- EXERCISE AIM
Your answer should be one number: the count of lines in these entries that hold the word "Truman".

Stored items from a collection
****************************************

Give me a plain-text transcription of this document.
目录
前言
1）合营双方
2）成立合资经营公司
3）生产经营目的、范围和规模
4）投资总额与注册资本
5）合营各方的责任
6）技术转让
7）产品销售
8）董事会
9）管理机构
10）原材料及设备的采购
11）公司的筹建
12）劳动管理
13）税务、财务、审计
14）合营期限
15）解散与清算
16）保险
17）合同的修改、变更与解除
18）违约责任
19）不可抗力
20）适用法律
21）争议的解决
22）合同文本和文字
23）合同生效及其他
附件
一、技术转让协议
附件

****************************************

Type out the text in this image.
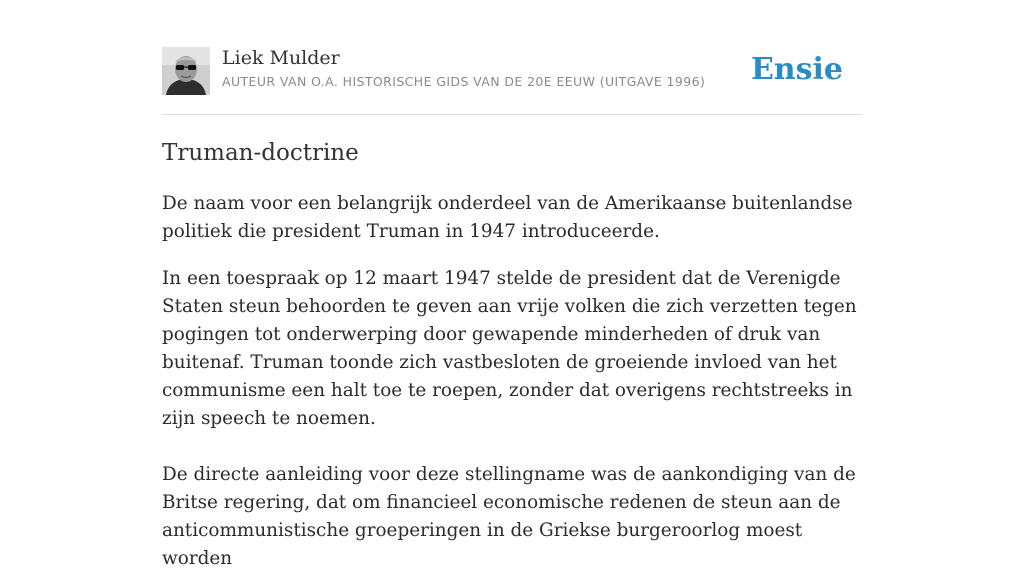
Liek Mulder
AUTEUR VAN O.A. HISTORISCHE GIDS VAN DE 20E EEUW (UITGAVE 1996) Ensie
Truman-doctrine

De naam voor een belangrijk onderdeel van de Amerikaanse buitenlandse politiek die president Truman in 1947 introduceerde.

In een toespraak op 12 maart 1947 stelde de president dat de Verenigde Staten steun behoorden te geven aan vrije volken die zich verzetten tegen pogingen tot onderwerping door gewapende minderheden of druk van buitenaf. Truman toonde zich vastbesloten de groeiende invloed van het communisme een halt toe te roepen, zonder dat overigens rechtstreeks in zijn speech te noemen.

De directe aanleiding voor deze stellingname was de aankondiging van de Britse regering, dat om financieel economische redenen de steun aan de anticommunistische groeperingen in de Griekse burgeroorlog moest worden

****************************************

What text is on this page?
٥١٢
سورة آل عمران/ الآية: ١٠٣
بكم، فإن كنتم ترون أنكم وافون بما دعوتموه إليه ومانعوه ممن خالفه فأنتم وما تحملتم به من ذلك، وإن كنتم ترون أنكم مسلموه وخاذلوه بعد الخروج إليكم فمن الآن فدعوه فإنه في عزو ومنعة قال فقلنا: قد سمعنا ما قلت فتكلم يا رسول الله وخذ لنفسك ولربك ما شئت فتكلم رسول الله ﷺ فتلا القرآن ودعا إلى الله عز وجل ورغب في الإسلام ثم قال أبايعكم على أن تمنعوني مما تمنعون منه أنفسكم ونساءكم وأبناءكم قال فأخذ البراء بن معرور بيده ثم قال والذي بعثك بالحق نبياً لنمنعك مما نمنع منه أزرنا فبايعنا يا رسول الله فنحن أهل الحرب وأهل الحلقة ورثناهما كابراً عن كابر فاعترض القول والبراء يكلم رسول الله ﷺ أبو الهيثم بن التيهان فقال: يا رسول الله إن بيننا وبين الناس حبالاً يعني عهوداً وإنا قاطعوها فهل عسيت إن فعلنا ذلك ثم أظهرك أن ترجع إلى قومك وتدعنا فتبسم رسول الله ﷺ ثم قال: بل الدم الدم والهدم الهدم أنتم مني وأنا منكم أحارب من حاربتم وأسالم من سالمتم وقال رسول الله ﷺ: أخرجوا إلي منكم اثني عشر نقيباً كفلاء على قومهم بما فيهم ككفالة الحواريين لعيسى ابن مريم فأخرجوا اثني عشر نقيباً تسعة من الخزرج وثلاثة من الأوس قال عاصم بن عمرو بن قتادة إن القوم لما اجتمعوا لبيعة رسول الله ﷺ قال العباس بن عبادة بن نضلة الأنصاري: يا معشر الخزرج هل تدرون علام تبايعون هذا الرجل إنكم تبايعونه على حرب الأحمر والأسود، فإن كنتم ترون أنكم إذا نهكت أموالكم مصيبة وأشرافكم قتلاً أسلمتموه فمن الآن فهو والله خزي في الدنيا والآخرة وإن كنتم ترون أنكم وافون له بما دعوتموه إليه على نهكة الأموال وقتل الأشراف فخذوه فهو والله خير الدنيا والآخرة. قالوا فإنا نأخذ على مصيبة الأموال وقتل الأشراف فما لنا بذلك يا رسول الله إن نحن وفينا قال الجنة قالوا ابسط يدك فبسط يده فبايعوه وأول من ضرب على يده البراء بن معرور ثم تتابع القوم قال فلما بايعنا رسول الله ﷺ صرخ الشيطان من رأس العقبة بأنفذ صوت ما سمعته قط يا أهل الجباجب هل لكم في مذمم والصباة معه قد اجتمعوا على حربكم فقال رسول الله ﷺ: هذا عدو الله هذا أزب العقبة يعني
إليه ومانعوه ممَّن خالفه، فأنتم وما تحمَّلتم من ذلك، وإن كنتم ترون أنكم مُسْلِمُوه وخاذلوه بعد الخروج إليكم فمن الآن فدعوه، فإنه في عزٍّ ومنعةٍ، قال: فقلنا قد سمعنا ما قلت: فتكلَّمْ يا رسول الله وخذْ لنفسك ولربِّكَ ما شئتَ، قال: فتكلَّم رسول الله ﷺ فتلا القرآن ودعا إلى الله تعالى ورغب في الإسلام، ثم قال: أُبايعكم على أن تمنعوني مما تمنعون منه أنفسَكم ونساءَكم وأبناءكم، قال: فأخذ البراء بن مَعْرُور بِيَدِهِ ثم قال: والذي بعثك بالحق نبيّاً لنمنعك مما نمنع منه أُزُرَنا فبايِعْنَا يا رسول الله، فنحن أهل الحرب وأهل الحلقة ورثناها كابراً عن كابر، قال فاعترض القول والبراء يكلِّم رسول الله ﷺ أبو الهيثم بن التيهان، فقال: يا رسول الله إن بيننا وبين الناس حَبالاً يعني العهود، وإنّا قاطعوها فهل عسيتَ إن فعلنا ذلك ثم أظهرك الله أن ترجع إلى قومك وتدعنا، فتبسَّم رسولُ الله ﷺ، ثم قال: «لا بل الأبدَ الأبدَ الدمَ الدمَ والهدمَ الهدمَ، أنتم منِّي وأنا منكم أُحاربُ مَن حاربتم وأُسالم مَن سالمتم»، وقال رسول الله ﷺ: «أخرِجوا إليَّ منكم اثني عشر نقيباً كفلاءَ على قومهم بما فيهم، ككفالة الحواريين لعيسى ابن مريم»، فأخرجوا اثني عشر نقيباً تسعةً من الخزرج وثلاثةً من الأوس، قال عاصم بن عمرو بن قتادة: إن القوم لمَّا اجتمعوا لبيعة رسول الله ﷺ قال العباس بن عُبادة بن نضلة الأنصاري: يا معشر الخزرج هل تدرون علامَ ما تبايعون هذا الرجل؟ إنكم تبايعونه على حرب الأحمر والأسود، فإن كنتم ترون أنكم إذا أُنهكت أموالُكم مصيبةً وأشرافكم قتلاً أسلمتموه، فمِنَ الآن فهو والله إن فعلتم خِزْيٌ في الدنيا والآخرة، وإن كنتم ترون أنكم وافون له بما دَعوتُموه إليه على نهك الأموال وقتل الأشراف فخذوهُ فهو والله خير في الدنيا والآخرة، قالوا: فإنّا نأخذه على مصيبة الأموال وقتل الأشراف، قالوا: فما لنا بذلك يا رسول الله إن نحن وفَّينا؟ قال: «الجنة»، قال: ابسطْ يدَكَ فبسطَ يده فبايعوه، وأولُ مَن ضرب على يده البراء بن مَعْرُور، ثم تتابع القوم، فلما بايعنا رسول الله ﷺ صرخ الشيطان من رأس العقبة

****************************************

- RESULT OF THE EXERCISE
3